Stored data entries
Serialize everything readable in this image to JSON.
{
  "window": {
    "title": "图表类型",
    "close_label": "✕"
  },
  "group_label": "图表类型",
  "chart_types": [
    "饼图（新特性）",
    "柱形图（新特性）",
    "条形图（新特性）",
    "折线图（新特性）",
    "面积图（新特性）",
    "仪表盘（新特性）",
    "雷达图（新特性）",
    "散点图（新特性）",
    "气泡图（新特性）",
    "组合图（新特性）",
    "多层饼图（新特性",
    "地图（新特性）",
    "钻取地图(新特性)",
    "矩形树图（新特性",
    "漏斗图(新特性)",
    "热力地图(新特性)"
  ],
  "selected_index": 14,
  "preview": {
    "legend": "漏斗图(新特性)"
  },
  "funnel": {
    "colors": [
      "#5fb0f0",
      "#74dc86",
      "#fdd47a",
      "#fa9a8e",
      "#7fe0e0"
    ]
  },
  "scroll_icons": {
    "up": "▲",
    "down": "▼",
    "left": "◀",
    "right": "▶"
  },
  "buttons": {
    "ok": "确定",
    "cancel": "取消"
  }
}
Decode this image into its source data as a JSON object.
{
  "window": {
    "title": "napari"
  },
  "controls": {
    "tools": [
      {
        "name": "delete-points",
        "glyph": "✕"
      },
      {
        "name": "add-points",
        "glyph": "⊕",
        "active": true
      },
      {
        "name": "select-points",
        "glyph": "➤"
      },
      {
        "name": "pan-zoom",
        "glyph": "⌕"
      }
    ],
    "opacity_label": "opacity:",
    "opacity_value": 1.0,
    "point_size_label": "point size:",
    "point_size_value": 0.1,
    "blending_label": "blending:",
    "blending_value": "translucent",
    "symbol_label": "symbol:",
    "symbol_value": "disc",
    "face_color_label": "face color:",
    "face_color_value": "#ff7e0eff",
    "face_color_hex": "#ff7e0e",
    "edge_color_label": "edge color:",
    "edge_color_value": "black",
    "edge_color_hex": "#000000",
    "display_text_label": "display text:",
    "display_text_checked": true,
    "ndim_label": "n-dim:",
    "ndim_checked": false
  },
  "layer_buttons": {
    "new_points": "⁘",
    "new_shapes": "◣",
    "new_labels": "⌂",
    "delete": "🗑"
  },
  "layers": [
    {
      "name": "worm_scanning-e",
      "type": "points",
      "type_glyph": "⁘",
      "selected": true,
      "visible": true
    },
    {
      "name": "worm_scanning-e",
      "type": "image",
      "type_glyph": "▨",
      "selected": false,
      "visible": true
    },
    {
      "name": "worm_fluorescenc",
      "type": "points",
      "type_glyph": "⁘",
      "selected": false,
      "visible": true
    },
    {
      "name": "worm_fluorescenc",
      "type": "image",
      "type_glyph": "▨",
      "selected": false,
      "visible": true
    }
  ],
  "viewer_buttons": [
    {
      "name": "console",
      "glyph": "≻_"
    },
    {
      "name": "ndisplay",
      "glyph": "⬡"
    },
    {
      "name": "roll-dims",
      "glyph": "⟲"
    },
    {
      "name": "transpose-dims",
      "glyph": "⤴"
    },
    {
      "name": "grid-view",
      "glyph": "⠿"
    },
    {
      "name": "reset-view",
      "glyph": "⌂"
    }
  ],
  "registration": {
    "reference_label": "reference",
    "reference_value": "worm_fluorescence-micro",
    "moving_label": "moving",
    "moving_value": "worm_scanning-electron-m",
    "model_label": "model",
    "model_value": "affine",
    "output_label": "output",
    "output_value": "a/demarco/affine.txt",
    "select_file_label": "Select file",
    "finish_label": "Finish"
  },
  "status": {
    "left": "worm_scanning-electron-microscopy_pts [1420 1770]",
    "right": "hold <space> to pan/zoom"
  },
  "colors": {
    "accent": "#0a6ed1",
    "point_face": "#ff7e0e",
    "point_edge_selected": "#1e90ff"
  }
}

= Written problem =
Emit the full listing verbatim.

= Answer for the task =
Serialize everything readable in this image to JSON.
{
  "window": {
    "title": "图表类型",
    "close_label": "✕"
  },
  "group_label": "图表类型",
  "chart_types": [
    "饼图（新特性）",
    "柱形图（新特性）",
    "条形图（新特性）",
    "折线图（新特性）",
    "面积图（新特性）",
    "仪表盘（新特性）",
    "雷达图（新特性）",
    "散点图（新特性）",
    "气泡图（新特性）",
    "组合图（新特性）",
    "多层饼图（新特性",
    "地图（新特性）",
    "钻取地图(新特性)",
    "矩形树图（新特性",
    "漏斗图(新特性)",
    "热力地图(新特性)"
  ],
  "selected_index": 14,
  "preview": {
    "legend": "漏斗图(新特性)"
  },
  "funnel": {
    "colors": [
      "#5fb0f0",
      "#74dc86",
      "#fdd47a",
      "#fa9a8e",
      "#7fe0e0"
    ]
  },
  "scroll_icons": {
    "up": "▲",
    "down": "▼",
    "left": "◀",
    "right": "▶"
  },
  "buttons": {
    "ok": "确定",
    "cancel": "取消"
  }
}
Decode this image into its source data as a JSON object.
{
  "window": {
    "title": "napari"
  },
  "controls": {
    "tools": [
      {
        "name": "delete-points",
        "glyph": "✕"
      },
      {
        "name": "add-points",
        "glyph": "⊕",
        "active": true
      },
      {
        "name": "select-points",
        "glyph": "➤"
      },
      {
        "name": "pan-zoom",
        "glyph": "⌕"
      }
    ],
    "opacity_label": "opacity:",
    "opacity_value": 1.0,
    "point_size_label": "point size:",
    "point_size_value": 0.1,
    "blending_label": "blending:",
    "blending_value": "translucent",
    "symbol_label": "symbol:",
    "symbol_value": "disc",
    "face_color_label": "face color:",
    "face_color_value": "#ff7e0eff",
    "face_color_hex": "#ff7e0e",
    "edge_color_label": "edge color:",
    "edge_color_value": "black",
    "edge_color_hex": "#000000",
    "display_text_label": "display text:",
    "display_text_checked": true,
    "ndim_label": "n-dim:",
    "ndim_checked": false
  },
  "layer_buttons": {
    "new_points": "⁘",
    "new_shapes": "◣",
    "new_labels": "⌂",
    "delete": "🗑"
  },
  "layers": [
    {
      "name": "worm_scanning-e",
      "type": "points",
      "type_glyph": "⁘",
      "selected": true,
      "visible": true
    },
    {
      "name": "worm_scanning-e",
      "type": "image",
      "type_glyph": "▨",
      "selected": false,
      "visible": true
    },
    {
      "name": "worm_fluorescenc",
      "type": "points",
      "type_glyph": "⁘",
      "selected": false,
      "visible": true
    },
    {
      "name": "worm_fluorescenc",
      "type": "image",
      "type_glyph": "▨",
      "selected": false,
      "visible": true
    }
  ],
  "viewer_buttons": [
    {
      "name": "console",
      "glyph": "≻_"
    },
    {
      "name": "ndisplay",
      "glyph": "⬡"
    },
    {
      "name": "roll-dims",
      "glyph": "⟲"
    },
    {
      "name": "transpose-dims",
      "glyph": "⤴"
    },
    {
      "name": "grid-view",
      "glyph": "⠿"
    },
    {
      "name": "reset-view",
      "glyph": "⌂"
    }
  ],
  "registration": {
    "reference_label": "reference",
    "reference_value": "worm_fluorescence-micro",
    "moving_label": "moving",
    "moving_value": "worm_scanning-electron-m",
    "model_label": "model",
    "model_value": "affine",
    "output_label": "output",
    "output_value": "a/demarco/affine.txt",
    "select_file_label": "Select file",
    "finish_label": "Finish"
  },
  "status": {
    "left": "worm_scanning-electron-microscopy_pts [1420 1770]",
    "right": "hold <space> to pan/zoom"
  },
  "colors": {
    "accent": "#0a6ed1",
    "point_face": "#ff7e0e",
    "point_edge_selected": "#1e90ff"
  }
}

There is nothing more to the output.